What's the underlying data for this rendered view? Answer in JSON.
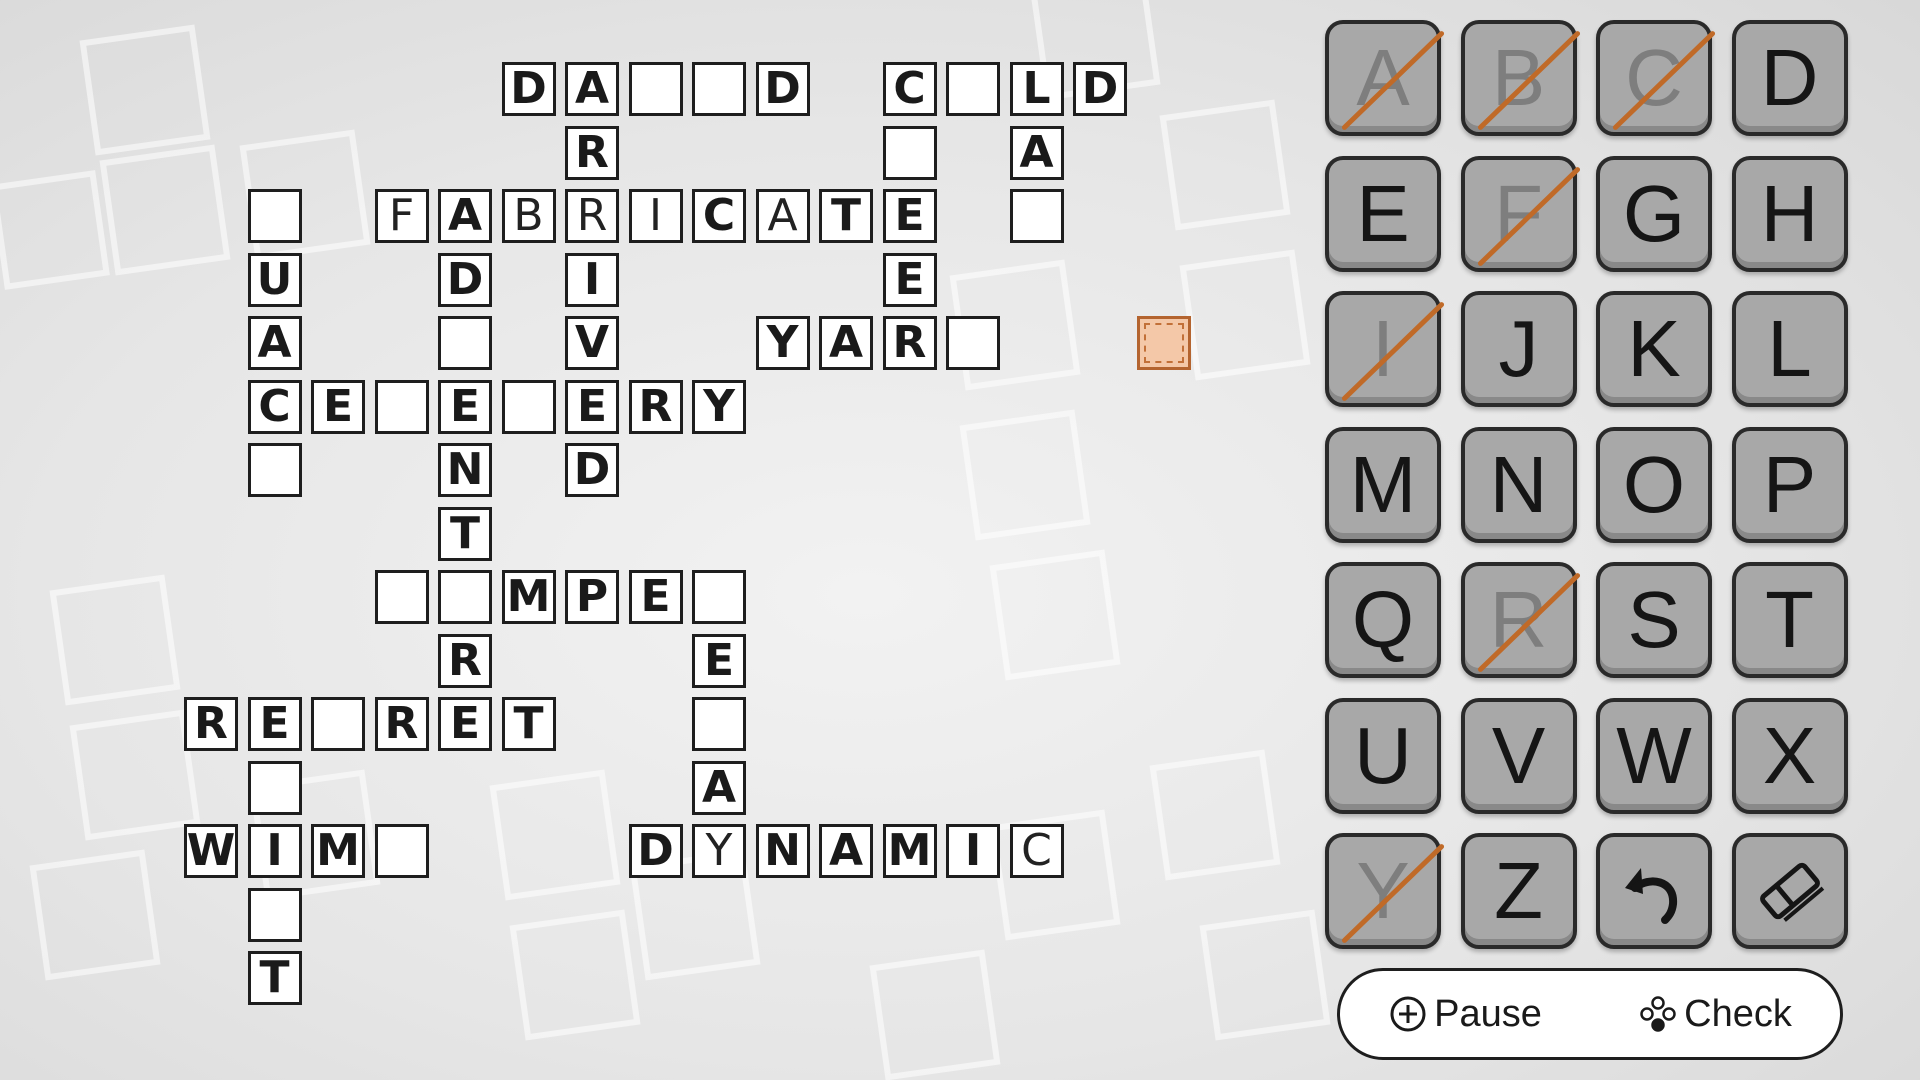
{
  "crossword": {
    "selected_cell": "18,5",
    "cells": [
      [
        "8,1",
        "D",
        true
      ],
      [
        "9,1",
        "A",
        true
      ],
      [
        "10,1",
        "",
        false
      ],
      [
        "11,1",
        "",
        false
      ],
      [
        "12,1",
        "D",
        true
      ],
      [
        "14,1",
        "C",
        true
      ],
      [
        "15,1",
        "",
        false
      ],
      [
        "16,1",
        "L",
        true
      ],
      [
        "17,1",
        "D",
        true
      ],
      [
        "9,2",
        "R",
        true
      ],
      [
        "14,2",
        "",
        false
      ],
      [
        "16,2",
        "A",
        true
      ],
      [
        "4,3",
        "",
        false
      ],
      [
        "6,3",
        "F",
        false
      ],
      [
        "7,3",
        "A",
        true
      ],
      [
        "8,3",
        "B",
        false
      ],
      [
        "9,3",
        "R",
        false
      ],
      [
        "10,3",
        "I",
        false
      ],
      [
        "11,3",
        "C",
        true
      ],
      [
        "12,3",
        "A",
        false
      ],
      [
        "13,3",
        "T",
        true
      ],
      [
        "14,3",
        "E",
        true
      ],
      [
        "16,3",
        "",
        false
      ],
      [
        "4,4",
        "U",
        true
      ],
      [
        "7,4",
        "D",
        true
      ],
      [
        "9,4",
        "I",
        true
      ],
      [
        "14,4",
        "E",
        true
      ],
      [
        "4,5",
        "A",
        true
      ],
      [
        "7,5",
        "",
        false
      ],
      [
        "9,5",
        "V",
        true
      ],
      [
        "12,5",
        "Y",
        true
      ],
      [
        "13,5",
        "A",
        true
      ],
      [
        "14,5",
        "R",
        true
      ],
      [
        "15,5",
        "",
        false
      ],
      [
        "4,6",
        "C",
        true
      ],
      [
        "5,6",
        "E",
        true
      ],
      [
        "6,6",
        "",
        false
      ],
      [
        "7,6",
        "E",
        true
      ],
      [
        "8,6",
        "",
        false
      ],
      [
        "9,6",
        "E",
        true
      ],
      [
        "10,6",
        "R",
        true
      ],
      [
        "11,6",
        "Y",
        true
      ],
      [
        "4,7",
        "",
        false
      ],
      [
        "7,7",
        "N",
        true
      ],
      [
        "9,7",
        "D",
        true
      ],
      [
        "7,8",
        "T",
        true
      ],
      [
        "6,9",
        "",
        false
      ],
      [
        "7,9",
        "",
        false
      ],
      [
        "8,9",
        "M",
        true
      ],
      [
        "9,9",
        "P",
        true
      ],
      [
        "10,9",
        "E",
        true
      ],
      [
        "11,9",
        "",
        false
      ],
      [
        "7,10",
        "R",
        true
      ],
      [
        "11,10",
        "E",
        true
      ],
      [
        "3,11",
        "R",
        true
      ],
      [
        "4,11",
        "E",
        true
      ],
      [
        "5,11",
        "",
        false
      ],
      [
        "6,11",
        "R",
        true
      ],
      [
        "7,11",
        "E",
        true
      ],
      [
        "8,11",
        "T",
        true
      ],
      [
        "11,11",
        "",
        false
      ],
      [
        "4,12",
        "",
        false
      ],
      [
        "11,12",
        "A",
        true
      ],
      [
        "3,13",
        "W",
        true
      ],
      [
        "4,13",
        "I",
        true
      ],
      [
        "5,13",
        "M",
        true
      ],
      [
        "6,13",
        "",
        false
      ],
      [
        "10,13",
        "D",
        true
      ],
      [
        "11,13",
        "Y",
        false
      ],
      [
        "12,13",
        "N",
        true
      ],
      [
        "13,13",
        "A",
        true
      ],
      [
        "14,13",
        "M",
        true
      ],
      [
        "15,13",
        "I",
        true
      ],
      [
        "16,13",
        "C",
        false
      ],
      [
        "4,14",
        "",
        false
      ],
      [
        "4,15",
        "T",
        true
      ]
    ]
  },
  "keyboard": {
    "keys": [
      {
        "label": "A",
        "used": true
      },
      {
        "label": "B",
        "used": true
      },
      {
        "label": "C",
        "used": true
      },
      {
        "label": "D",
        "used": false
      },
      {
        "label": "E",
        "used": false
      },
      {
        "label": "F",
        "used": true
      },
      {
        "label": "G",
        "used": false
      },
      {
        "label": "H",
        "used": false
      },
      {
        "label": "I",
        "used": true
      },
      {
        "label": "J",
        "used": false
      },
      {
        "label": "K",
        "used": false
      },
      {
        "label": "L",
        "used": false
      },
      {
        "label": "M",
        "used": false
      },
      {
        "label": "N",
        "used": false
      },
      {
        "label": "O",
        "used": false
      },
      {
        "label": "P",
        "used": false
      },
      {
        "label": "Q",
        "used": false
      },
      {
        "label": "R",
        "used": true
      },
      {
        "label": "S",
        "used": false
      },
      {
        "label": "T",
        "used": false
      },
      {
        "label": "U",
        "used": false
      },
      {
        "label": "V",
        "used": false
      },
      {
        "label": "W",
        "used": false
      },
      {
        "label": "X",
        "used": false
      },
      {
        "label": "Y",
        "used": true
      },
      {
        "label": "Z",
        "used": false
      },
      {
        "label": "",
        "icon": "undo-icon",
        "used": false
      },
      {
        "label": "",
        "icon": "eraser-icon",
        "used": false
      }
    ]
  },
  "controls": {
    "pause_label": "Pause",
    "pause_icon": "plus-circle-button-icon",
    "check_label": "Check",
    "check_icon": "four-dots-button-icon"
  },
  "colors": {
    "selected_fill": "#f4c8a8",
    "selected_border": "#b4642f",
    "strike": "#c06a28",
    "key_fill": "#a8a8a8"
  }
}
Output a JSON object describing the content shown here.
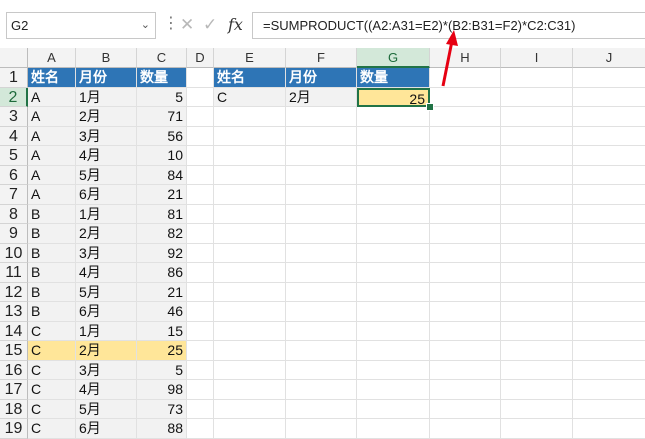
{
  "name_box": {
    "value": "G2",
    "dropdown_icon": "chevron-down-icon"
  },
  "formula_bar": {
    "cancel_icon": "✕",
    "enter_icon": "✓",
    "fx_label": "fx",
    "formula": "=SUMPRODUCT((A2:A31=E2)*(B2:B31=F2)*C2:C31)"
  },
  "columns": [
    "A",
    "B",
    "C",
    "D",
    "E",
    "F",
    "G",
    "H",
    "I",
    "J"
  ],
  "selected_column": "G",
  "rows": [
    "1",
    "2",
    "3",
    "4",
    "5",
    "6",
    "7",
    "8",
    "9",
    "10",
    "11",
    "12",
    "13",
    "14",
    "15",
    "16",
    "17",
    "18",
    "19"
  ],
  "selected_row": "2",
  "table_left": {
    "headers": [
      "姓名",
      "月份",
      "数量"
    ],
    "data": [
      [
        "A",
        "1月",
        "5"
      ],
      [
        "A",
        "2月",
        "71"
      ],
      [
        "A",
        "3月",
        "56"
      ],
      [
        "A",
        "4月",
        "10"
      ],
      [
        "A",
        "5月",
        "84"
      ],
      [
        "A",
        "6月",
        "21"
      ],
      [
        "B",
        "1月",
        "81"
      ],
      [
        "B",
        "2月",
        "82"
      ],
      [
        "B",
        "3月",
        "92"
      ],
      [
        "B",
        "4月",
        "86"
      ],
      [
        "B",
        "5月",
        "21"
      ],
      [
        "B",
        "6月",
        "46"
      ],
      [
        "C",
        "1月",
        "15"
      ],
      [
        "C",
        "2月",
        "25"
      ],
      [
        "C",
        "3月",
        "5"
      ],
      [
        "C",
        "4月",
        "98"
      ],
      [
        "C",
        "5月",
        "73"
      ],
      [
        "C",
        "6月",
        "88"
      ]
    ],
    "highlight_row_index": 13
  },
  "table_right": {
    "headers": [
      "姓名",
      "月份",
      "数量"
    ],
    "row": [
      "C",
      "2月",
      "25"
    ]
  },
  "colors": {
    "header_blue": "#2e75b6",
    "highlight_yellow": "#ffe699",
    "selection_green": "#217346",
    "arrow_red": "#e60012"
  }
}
----------------------------------------
**Task objective:**
Quote the entries in full. Any image among them is to be omitted from the copy.

**Correct answer:**
What's the underlying data for this rendered view? Answer in JSON.
{
  "crossword": {
    "selected_cell": "18,5",
    "cells": [
      [
        "8,1",
        "D",
        true
      ],
      [
        "9,1",
        "A",
        true
      ],
      [
        "10,1",
        "",
        false
      ],
      [
        "11,1",
        "",
        false
      ],
      [
        "12,1",
        "D",
        true
      ],
      [
        "14,1",
        "C",
        true
      ],
      [
        "15,1",
        "",
        false
      ],
      [
        "16,1",
        "L",
        true
      ],
      [
        "17,1",
        "D",
        true
      ],
      [
        "9,2",
        "R",
        true
      ],
      [
        "14,2",
        "",
        false
      ],
      [
        "16,2",
        "A",
        true
      ],
      [
        "4,3",
        "",
        false
      ],
      [
        "6,3",
        "F",
        false
      ],
      [
        "7,3",
        "A",
        true
      ],
      [
        "8,3",
        "B",
        false
      ],
      [
        "9,3",
        "R",
        false
      ],
      [
        "10,3",
        "I",
        false
      ],
      [
        "11,3",
        "C",
        true
      ],
      [
        "12,3",
        "A",
        false
      ],
      [
        "13,3",
        "T",
        true
      ],
      [
        "14,3",
        "E",
        true
      ],
      [
        "16,3",
        "",
        false
      ],
      [
        "4,4",
        "U",
        true
      ],
      [
        "7,4",
        "D",
        true
      ],
      [
        "9,4",
        "I",
        true
      ],
      [
        "14,4",
        "E",
        true
      ],
      [
        "4,5",
        "A",
        true
      ],
      [
        "7,5",
        "",
        false
      ],
      [
        "9,5",
        "V",
        true
      ],
      [
        "12,5",
        "Y",
        true
      ],
      [
        "13,5",
        "A",
        true
      ],
      [
        "14,5",
        "R",
        true
      ],
      [
        "15,5",
        "",
        false
      ],
      [
        "4,6",
        "C",
        true
      ],
      [
        "5,6",
        "E",
        true
      ],
      [
        "6,6",
        "",
        false
      ],
      [
        "7,6",
        "E",
        true
      ],
      [
        "8,6",
        "",
        false
      ],
      [
        "9,6",
        "E",
        true
      ],
      [
        "10,6",
        "R",
        true
      ],
      [
        "11,6",
        "Y",
        true
      ],
      [
        "4,7",
        "",
        false
      ],
      [
        "7,7",
        "N",
        true
      ],
      [
        "9,7",
        "D",
        true
      ],
      [
        "7,8",
        "T",
        true
      ],
      [
        "6,9",
        "",
        false
      ],
      [
        "7,9",
        "",
        false
      ],
      [
        "8,9",
        "M",
        true
      ],
      [
        "9,9",
        "P",
        true
      ],
      [
        "10,9",
        "E",
        true
      ],
      [
        "11,9",
        "",
        false
      ],
      [
        "7,10",
        "R",
        true
      ],
      [
        "11,10",
        "E",
        true
      ],
      [
        "3,11",
        "R",
        true
      ],
      [
        "4,11",
        "E",
        true
      ],
      [
        "5,11",
        "",
        false
      ],
      [
        "6,11",
        "R",
        true
      ],
      [
        "7,11",
        "E",
        true
      ],
      [
        "8,11",
        "T",
        true
      ],
      [
        "11,11",
        "",
        false
      ],
      [
        "4,12",
        "",
        false
      ],
      [
        "11,12",
        "A",
        true
      ],
      [
        "3,13",
        "W",
        true
      ],
      [
        "4,13",
        "I",
        true
      ],
      [
        "5,13",
        "M",
        true
      ],
      [
        "6,13",
        "",
        false
      ],
      [
        "10,13",
        "D",
        true
      ],
      [
        "11,13",
        "Y",
        false
      ],
      [
        "12,13",
        "N",
        true
      ],
      [
        "13,13",
        "A",
        true
      ],
      [
        "14,13",
        "M",
        true
      ],
      [
        "15,13",
        "I",
        true
      ],
      [
        "16,13",
        "C",
        false
      ],
      [
        "4,14",
        "",
        false
      ],
      [
        "4,15",
        "T",
        true
      ]
    ]
  },
  "keyboard": {
    "keys": [
      {
        "label": "A",
        "used": true
      },
      {
        "label": "B",
        "used": true
      },
      {
        "label": "C",
        "used": true
      },
      {
        "label": "D",
        "used": false
      },
      {
        "label": "E",
        "used": false
      },
      {
        "label": "F",
        "used": true
      },
      {
        "label": "G",
        "used": false
      },
      {
        "label": "H",
        "used": false
      },
      {
        "label": "I",
        "used": true
      },
      {
        "label": "J",
        "used": false
      },
      {
        "label": "K",
        "used": false
      },
      {
        "label": "L",
        "used": false
      },
      {
        "label": "M",
        "used": false
      },
      {
        "label": "N",
        "used": false
      },
      {
        "label": "O",
        "used": false
      },
      {
        "label": "P",
        "used": false
      },
      {
        "label": "Q",
        "used": false
      },
      {
        "label": "R",
        "used": true
      },
      {
        "label": "S",
        "used": false
      },
      {
        "label": "T",
        "used": false
      },
      {
        "label": "U",
        "used": false
      },
      {
        "label": "V",
        "used": false
      },
      {
        "label": "W",
        "used": false
      },
      {
        "label": "X",
        "used": false
      },
      {
        "label": "Y",
        "used": true
      },
      {
        "label": "Z",
        "used": false
      },
      {
        "label": "",
        "icon": "undo-icon",
        "used": false
      },
      {
        "label": "",
        "icon": "eraser-icon",
        "used": false
      }
    ]
  },
  "controls": {
    "pause_label": "Pause",
    "pause_icon": "plus-circle-button-icon",
    "check_label": "Check",
    "check_icon": "four-dots-button-icon"
  },
  "colors": {
    "selected_fill": "#f4c8a8",
    "selected_border": "#b4642f",
    "strike": "#c06a28",
    "key_fill": "#a8a8a8"
  }
}
Output a JSON object describing the content shown here.
{
  "name_box": {
    "value": "G2",
    "dropdown_icon": "chevron-down-icon"
  },
  "formula_bar": {
    "cancel_icon": "✕",
    "enter_icon": "✓",
    "fx_label": "fx",
    "formula": "=SUMPRODUCT((A2:A31=E2)*(B2:B31=F2)*C2:C31)"
  },
  "columns": [
    "A",
    "B",
    "C",
    "D",
    "E",
    "F",
    "G",
    "H",
    "I",
    "J"
  ],
  "selected_column": "G",
  "rows": [
    "1",
    "2",
    "3",
    "4",
    "5",
    "6",
    "7",
    "8",
    "9",
    "10",
    "11",
    "12",
    "13",
    "14",
    "15",
    "16",
    "17",
    "18",
    "19"
  ],
  "selected_row": "2",
  "table_left": {
    "headers": [
      "姓名",
      "月份",
      "数量"
    ],
    "data": [
      [
        "A",
        "1月",
        "5"
      ],
      [
        "A",
        "2月",
        "71"
      ],
      [
        "A",
        "3月",
        "56"
      ],
      [
        "A",
        "4月",
        "10"
      ],
      [
        "A",
        "5月",
        "84"
      ],
      [
        "A",
        "6月",
        "21"
      ],
      [
        "B",
        "1月",
        "81"
      ],
      [
        "B",
        "2月",
        "82"
      ],
      [
        "B",
        "3月",
        "92"
      ],
      [
        "B",
        "4月",
        "86"
      ],
      [
        "B",
        "5月",
        "21"
      ],
      [
        "B",
        "6月",
        "46"
      ],
      [
        "C",
        "1月",
        "15"
      ],
      [
        "C",
        "2月",
        "25"
      ],
      [
        "C",
        "3月",
        "5"
      ],
      [
        "C",
        "4月",
        "98"
      ],
      [
        "C",
        "5月",
        "73"
      ],
      [
        "C",
        "6月",
        "88"
      ]
    ],
    "highlight_row_index": 13
  },
  "table_right": {
    "headers": [
      "姓名",
      "月份",
      "数量"
    ],
    "row": [
      "C",
      "2月",
      "25"
    ]
  },
  "colors": {
    "header_blue": "#2e75b6",
    "highlight_yellow": "#ffe699",
    "selection_green": "#217346",
    "arrow_red": "#e60012"
  }
}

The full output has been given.